==== DATASET RECORDS ====

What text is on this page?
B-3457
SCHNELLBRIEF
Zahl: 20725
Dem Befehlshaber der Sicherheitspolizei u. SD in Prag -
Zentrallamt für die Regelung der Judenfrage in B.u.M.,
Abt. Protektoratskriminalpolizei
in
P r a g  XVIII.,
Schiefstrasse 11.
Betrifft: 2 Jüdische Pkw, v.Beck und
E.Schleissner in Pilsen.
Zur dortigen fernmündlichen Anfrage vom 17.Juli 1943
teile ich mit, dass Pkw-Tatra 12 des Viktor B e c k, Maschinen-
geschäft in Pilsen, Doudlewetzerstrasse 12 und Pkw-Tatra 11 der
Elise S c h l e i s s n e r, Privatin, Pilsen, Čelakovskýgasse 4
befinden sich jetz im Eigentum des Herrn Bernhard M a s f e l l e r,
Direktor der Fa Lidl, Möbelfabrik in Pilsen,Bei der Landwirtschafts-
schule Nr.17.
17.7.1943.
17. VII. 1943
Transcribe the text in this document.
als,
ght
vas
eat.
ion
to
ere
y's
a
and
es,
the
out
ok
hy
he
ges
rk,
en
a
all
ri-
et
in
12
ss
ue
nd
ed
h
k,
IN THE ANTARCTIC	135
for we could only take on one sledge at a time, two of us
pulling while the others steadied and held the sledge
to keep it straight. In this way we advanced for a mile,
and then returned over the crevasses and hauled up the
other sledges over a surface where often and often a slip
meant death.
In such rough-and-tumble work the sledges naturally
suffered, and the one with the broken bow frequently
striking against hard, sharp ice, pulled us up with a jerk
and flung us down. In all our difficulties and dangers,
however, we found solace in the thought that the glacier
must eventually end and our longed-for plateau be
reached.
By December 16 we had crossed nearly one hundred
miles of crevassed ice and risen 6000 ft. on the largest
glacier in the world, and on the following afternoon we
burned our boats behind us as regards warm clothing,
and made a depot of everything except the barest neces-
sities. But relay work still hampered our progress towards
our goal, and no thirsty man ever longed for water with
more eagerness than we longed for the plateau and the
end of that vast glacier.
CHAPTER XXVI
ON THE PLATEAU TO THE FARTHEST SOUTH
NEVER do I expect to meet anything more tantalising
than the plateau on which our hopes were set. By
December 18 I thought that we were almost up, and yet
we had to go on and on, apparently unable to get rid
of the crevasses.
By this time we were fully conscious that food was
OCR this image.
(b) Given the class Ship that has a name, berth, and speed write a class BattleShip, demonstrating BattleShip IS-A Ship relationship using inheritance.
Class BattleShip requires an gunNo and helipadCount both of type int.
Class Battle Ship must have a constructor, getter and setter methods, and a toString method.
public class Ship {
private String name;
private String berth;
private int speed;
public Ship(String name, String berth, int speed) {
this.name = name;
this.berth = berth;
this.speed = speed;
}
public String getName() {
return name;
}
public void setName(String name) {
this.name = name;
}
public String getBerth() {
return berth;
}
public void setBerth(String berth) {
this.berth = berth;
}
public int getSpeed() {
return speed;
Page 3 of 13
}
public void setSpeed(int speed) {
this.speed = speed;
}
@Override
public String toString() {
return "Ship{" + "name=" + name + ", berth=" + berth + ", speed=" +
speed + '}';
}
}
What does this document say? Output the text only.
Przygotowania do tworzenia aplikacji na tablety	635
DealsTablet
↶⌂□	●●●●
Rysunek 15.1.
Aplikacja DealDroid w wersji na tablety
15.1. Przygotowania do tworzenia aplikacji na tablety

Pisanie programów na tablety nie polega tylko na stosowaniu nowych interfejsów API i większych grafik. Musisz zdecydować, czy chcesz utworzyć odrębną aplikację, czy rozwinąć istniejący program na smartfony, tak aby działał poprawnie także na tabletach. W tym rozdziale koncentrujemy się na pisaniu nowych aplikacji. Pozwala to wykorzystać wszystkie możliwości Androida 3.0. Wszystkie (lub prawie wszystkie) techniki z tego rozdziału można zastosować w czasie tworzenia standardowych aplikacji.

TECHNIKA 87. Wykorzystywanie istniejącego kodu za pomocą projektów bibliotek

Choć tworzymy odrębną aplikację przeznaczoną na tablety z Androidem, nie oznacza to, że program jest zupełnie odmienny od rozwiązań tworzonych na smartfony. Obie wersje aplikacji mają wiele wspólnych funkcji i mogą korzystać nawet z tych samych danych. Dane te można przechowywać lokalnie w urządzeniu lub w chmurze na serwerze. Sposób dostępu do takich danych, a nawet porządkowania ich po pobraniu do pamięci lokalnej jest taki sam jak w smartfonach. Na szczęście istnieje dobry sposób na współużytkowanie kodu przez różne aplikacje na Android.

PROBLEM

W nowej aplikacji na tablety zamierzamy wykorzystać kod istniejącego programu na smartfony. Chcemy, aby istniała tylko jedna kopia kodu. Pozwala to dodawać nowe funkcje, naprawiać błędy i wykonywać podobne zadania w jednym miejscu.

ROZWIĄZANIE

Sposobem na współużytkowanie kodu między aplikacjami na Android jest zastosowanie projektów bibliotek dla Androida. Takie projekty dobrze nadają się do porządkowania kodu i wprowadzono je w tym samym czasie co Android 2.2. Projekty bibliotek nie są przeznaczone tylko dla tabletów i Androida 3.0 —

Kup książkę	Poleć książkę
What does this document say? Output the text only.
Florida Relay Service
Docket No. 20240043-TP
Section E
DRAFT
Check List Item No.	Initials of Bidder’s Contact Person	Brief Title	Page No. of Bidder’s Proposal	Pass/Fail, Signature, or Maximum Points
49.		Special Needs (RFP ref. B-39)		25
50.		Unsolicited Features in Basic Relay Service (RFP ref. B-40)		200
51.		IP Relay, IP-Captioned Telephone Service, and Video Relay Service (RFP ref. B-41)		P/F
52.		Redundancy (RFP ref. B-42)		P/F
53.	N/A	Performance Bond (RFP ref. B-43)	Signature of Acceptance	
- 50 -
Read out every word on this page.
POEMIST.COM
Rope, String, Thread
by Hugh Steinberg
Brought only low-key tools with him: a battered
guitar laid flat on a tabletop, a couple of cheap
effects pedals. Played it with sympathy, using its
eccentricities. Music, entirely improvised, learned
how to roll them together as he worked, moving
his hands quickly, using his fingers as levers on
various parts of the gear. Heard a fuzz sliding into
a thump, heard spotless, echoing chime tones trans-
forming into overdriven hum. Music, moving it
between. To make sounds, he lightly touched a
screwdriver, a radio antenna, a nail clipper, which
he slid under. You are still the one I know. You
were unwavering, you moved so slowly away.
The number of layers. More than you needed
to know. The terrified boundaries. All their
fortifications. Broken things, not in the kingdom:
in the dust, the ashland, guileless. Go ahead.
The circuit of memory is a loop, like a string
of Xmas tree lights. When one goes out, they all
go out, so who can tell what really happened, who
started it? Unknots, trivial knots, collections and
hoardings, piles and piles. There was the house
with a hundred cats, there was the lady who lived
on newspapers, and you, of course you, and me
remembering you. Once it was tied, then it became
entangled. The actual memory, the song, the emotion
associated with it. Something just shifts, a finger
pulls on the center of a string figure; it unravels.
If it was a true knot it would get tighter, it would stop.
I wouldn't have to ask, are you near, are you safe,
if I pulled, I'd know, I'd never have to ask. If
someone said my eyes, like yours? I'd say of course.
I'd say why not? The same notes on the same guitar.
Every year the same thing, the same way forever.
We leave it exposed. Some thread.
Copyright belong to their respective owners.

====

The listing above should be transcribed in full, exactly as written.

What text is on this page?
B-3457
SCHNELLBRIEF
Zahl: 20725
Dem Befehlshaber der Sicherheitspolizei u. SD in Prag -
Zentrallamt für die Regelung der Judenfrage in B.u.M.,
Abt. Protektoratskriminalpolizei
in
P r a g  XVIII.,
Schiefstrasse 11.
Betrifft: 2 Jüdische Pkw, v.Beck und
E.Schleissner in Pilsen.
Zur dortigen fernmündlichen Anfrage vom 17.Juli 1943
teile ich mit, dass Pkw-Tatra 12 des Viktor B e c k, Maschinen-
geschäft in Pilsen, Doudlewetzerstrasse 12 und Pkw-Tatra 11 der
Elise S c h l e i s s n e r, Privatin, Pilsen, Čelakovskýgasse 4
befinden sich jetz im Eigentum des Herrn Bernhard M a s f e l l e r,
Direktor der Fa Lidl, Möbelfabrik in Pilsen,Bei der Landwirtschafts-
schule Nr.17.
17.7.1943.
17. VII. 1943
Transcribe the text in this document.
als,
ght
vas
eat.
ion
to
ere
y's
a
and
es,
the
out
ok
hy
he
ges
rk,
en
a
all
ri-
et
in
12
ss
ue
nd
ed
h
k,
IN THE ANTARCTIC	135
for we could only take on one sledge at a time, two of us
pulling while the others steadied and held the sledge
to keep it straight. In this way we advanced for a mile,
and then returned over the crevasses and hauled up the
other sledges over a surface where often and often a slip
meant death.
In such rough-and-tumble work the sledges naturally
suffered, and the one with the broken bow frequently
striking against hard, sharp ice, pulled us up with a jerk
and flung us down. In all our difficulties and dangers,
however, we found solace in the thought that the glacier
must eventually end and our longed-for plateau be
reached.
By December 16 we had crossed nearly one hundred
miles of crevassed ice and risen 6000 ft. on the largest
glacier in the world, and on the following afternoon we
burned our boats behind us as regards warm clothing,
and made a depot of everything except the barest neces-
sities. But relay work still hampered our progress towards
our goal, and no thirsty man ever longed for water with
more eagerness than we longed for the plateau and the
end of that vast glacier.
CHAPTER XXVI
ON THE PLATEAU TO THE FARTHEST SOUTH
NEVER do I expect to meet anything more tantalising
than the plateau on which our hopes were set. By
December 18 I thought that we were almost up, and yet
we had to go on and on, apparently unable to get rid
of the crevasses.
By this time we were fully conscious that food was
OCR this image.
(b) Given the class Ship that has a name, berth, and speed write a class BattleShip, demonstrating BattleShip IS-A Ship relationship using inheritance.
Class BattleShip requires an gunNo and helipadCount both of type int.
Class Battle Ship must have a constructor, getter and setter methods, and a toString method.
public class Ship {
private String name;
private String berth;
private int speed;
public Ship(String name, String berth, int speed) {
this.name = name;
this.berth = berth;
this.speed = speed;
}
public String getName() {
return name;
}
public void setName(String name) {
this.name = name;
}
public String getBerth() {
return berth;
}
public void setBerth(String berth) {
this.berth = berth;
}
public int getSpeed() {
return speed;
Page 3 of 13
}
public void setSpeed(int speed) {
this.speed = speed;
}
@Override
public String toString() {
return "Ship{" + "name=" + name + ", berth=" + berth + ", speed=" +
speed + '}';
}
}
What does this document say? Output the text only.
Przygotowania do tworzenia aplikacji na tablety	635
DealsTablet
↶⌂□	●●●●
Rysunek 15.1.
Aplikacja DealDroid w wersji na tablety
15.1. Przygotowania do tworzenia aplikacji na tablety

Pisanie programów na tablety nie polega tylko na stosowaniu nowych interfejsów API i większych grafik. Musisz zdecydować, czy chcesz utworzyć odrębną aplikację, czy rozwinąć istniejący program na smartfony, tak aby działał poprawnie także na tabletach. W tym rozdziale koncentrujemy się na pisaniu nowych aplikacji. Pozwala to wykorzystać wszystkie możliwości Androida 3.0. Wszystkie (lub prawie wszystkie) techniki z tego rozdziału można zastosować w czasie tworzenia standardowych aplikacji.

TECHNIKA 87. Wykorzystywanie istniejącego kodu za pomocą projektów bibliotek

Choć tworzymy odrębną aplikację przeznaczoną na tablety z Androidem, nie oznacza to, że program jest zupełnie odmienny od rozwiązań tworzonych na smartfony. Obie wersje aplikacji mają wiele wspólnych funkcji i mogą korzystać nawet z tych samych danych. Dane te można przechowywać lokalnie w urządzeniu lub w chmurze na serwerze. Sposób dostępu do takich danych, a nawet porządkowania ich po pobraniu do pamięci lokalnej jest taki sam jak w smartfonach. Na szczęście istnieje dobry sposób na współużytkowanie kodu przez różne aplikacje na Android.

PROBLEM

W nowej aplikacji na tablety zamierzamy wykorzystać kod istniejącego programu na smartfony. Chcemy, aby istniała tylko jedna kopia kodu. Pozwala to dodawać nowe funkcje, naprawiać błędy i wykonywać podobne zadania w jednym miejscu.

ROZWIĄZANIE

Sposobem na współużytkowanie kodu między aplikacjami na Android jest zastosowanie projektów bibliotek dla Androida. Takie projekty dobrze nadają się do porządkowania kodu i wprowadzono je w tym samym czasie co Android 2.2. Projekty bibliotek nie są przeznaczone tylko dla tabletów i Androida 3.0 —

Kup książkę	Poleć książkę
What does this document say? Output the text only.
Florida Relay Service
Docket No. 20240043-TP
Section E
DRAFT
Check List Item No.	Initials of Bidder’s Contact Person	Brief Title	Page No. of Bidder’s Proposal	Pass/Fail, Signature, or Maximum Points
49.		Special Needs (RFP ref. B-39)		25
50.		Unsolicited Features in Basic Relay Service (RFP ref. B-40)		200
51.		IP Relay, IP-Captioned Telephone Service, and Video Relay Service (RFP ref. B-41)		P/F
52.		Redundancy (RFP ref. B-42)		P/F
53.	N/A	Performance Bond (RFP ref. B-43)	Signature of Acceptance	
- 50 -
Read out every word on this page.
POEMIST.COM
Rope, String, Thread
by Hugh Steinberg
Brought only low-key tools with him: a battered
guitar laid flat on a tabletop, a couple of cheap
effects pedals. Played it with sympathy, using its
eccentricities. Music, entirely improvised, learned
how to roll them together as he worked, moving
his hands quickly, using his fingers as levers on
various parts of the gear. Heard a fuzz sliding into
a thump, heard spotless, echoing chime tones trans-
forming into overdriven hum. Music, moving it
between. To make sounds, he lightly touched a
screwdriver, a radio antenna, a nail clipper, which
he slid under. You are still the one I know. You
were unwavering, you moved so slowly away.
The number of layers. More than you needed
to know. The terrified boundaries. All their
fortifications. Broken things, not in the kingdom:
in the dust, the ashland, guileless. Go ahead.
The circuit of memory is a loop, like a string
of Xmas tree lights. When one goes out, they all
go out, so who can tell what really happened, who
started it? Unknots, trivial knots, collections and
hoardings, piles and piles. There was the house
with a hundred cats, there was the lady who lived
on newspapers, and you, of course you, and me
remembering you. Once it was tied, then it became
entangled. The actual memory, the song, the emotion
associated with it. Something just shifts, a finger
pulls on the center of a string figure; it unravels.
If it was a true knot it would get tighter, it would stop.
I wouldn't have to ask, are you near, are you safe,
if I pulled, I'd know, I'd never have to ask. If
someone said my eyes, like yours? I'd say of course.
I'd say why not? The same notes on the same guitar.
Every year the same thing, the same way forever.
We leave it exposed. Some thread.
Copyright belong to their respective owners.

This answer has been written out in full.